* _Aim of the exercise_
Write out all of the lines below, exactly and completely.
-- Data to process start --
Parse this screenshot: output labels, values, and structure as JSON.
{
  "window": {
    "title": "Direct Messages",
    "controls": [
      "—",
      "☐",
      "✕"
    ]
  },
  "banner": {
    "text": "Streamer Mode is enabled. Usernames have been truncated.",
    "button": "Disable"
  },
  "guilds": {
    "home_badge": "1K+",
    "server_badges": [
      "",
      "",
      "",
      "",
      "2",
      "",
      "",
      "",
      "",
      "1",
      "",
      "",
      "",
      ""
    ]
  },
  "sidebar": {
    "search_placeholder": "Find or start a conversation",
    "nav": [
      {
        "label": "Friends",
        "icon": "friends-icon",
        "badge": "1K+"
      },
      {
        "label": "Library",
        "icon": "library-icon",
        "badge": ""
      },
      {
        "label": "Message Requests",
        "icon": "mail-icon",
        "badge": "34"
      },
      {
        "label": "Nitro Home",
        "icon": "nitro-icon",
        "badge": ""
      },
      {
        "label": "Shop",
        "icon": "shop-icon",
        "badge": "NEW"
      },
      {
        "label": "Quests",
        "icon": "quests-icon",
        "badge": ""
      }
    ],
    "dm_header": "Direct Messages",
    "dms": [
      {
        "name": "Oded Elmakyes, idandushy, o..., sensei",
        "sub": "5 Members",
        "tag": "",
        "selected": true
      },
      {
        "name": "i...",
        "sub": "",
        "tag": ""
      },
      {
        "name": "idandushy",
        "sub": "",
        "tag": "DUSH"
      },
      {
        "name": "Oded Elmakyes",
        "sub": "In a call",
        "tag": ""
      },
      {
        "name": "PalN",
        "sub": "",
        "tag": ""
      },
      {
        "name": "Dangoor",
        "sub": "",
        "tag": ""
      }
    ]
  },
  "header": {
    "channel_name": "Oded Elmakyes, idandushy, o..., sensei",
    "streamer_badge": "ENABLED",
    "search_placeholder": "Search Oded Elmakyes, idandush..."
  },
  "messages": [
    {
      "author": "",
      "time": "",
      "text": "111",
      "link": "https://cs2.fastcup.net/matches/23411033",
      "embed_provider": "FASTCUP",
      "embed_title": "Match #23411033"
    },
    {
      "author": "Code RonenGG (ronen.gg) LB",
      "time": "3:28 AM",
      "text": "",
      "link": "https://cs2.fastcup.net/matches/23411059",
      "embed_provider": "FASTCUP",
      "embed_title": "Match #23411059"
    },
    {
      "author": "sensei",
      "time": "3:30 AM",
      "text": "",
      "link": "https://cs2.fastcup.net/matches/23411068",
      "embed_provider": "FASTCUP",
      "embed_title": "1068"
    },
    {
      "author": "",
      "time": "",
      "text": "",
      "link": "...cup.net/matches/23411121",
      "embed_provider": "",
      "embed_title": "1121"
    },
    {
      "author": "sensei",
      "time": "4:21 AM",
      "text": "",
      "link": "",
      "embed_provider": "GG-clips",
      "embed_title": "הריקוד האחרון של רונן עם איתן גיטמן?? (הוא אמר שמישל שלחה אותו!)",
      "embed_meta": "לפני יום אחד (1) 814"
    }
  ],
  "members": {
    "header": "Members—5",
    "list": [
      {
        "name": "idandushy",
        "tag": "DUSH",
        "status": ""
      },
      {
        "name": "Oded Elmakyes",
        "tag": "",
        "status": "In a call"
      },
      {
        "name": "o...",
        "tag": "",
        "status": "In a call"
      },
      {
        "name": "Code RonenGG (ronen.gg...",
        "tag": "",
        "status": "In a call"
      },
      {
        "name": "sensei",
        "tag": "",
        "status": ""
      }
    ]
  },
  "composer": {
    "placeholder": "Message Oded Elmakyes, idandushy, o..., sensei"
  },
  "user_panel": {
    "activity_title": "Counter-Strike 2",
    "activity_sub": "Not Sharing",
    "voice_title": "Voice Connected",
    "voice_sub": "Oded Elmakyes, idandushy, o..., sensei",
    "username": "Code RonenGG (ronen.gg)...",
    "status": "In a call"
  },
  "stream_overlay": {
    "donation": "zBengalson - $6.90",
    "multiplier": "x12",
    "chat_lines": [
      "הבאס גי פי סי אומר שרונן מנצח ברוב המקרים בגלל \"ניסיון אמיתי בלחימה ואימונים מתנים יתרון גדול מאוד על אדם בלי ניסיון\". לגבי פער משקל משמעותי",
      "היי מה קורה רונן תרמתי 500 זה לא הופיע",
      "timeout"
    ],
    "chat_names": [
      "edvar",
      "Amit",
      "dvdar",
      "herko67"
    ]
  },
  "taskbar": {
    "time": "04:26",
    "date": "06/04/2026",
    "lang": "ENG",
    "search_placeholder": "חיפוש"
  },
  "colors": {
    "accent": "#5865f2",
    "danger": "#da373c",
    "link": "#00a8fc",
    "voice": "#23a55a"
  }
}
-- Data to process end --
* _Task response_
Parse this screenshot: output labels, values, and structure as JSON.
{
  "window": {
    "title": "Direct Messages",
    "controls": [
      "—",
      "☐",
      "✕"
    ]
  },
  "banner": {
    "text": "Streamer Mode is enabled. Usernames have been truncated.",
    "button": "Disable"
  },
  "guilds": {
    "home_badge": "1K+",
    "server_badges": [
      "",
      "",
      "",
      "",
      "2",
      "",
      "",
      "",
      "",
      "1",
      "",
      "",
      "",
      ""
    ]
  },
  "sidebar": {
    "search_placeholder": "Find or start a conversation",
    "nav": [
      {
        "label": "Friends",
        "icon": "friends-icon",
        "badge": "1K+"
      },
      {
        "label": "Library",
        "icon": "library-icon",
        "badge": ""
      },
      {
        "label": "Message Requests",
        "icon": "mail-icon",
        "badge": "34"
      },
      {
        "label": "Nitro Home",
        "icon": "nitro-icon",
        "badge": ""
      },
      {
        "label": "Shop",
        "icon": "shop-icon",
        "badge": "NEW"
      },
      {
        "label": "Quests",
        "icon": "quests-icon",
        "badge": ""
      }
    ],
    "dm_header": "Direct Messages",
    "dms": [
      {
        "name": "Oded Elmakyes, idandushy, o..., sensei",
        "sub": "5 Members",
        "tag": "",
        "selected": true
      },
      {
        "name": "i...",
        "sub": "",
        "tag": ""
      },
      {
        "name": "idandushy",
        "sub": "",
        "tag": "DUSH"
      },
      {
        "name": "Oded Elmakyes",
        "sub": "In a call",
        "tag": ""
      },
      {
        "name": "PalN",
        "sub": "",
        "tag": ""
      },
      {
        "name": "Dangoor",
        "sub": "",
        "tag": ""
      }
    ]
  },
  "header": {
    "channel_name": "Oded Elmakyes, idandushy, o..., sensei",
    "streamer_badge": "ENABLED",
    "search_placeholder": "Search Oded Elmakyes, idandush..."
  },
  "messages": [
    {
      "author": "",
      "time": "",
      "text": "111",
      "link": "https://cs2.fastcup.net/matches/23411033",
      "embed_provider": "FASTCUP",
      "embed_title": "Match #23411033"
    },
    {
      "author": "Code RonenGG (ronen.gg) LB",
      "time": "3:28 AM",
      "text": "",
      "link": "https://cs2.fastcup.net/matches/23411059",
      "embed_provider": "FASTCUP",
      "embed_title": "Match #23411059"
    },
    {
      "author": "sensei",
      "time": "3:30 AM",
      "text": "",
      "link": "https://cs2.fastcup.net/matches/23411068",
      "embed_provider": "FASTCUP",
      "embed_title": "1068"
    },
    {
      "author": "",
      "time": "",
      "text": "",
      "link": "...cup.net/matches/23411121",
      "embed_provider": "",
      "embed_title": "1121"
    },
    {
      "author": "sensei",
      "time": "4:21 AM",
      "text": "",
      "link": "",
      "embed_provider": "GG-clips",
      "embed_title": "הריקוד האחרון של רונן עם איתן גיטמן?? (הוא אמר שמישל שלחה אותו!)",
      "embed_meta": "לפני יום אחד (1) 814"
    }
  ],
  "members": {
    "header": "Members—5",
    "list": [
      {
        "name": "idandushy",
        "tag": "DUSH",
        "status": ""
      },
      {
        "name": "Oded Elmakyes",
        "tag": "",
        "status": "In a call"
      },
      {
        "name": "o...",
        "tag": "",
        "status": "In a call"
      },
      {
        "name": "Code RonenGG (ronen.gg...",
        "tag": "",
        "status": "In a call"
      },
      {
        "name": "sensei",
        "tag": "",
        "status": ""
      }
    ]
  },
  "composer": {
    "placeholder": "Message Oded Elmakyes, idandushy, o..., sensei"
  },
  "user_panel": {
    "activity_title": "Counter-Strike 2",
    "activity_sub": "Not Sharing",
    "voice_title": "Voice Connected",
    "voice_sub": "Oded Elmakyes, idandushy, o..., sensei",
    "username": "Code RonenGG (ronen.gg)...",
    "status": "In a call"
  },
  "stream_overlay": {
    "donation": "zBengalson - $6.90",
    "multiplier": "x12",
    "chat_lines": [
      "הבאס גי פי סי אומר שרונן מנצח ברוב המקרים בגלל \"ניסיון אמיתי בלחימה ואימונים מתנים יתרון גדול מאוד על אדם בלי ניסיון\". לגבי פער משקל משמעותי",
      "היי מה קורה רונן תרמתי 500 זה לא הופיע",
      "timeout"
    ],
    "chat_names": [
      "edvar",
      "Amit",
      "dvdar",
      "herko67"
    ]
  },
  "taskbar": {
    "time": "04:26",
    "date": "06/04/2026",
    "lang": "ENG",
    "search_placeholder": "חיפוש"
  },
  "colors": {
    "accent": "#5865f2",
    "danger": "#da373c",
    "link": "#00a8fc",
    "voice": "#23a55a"
  }
}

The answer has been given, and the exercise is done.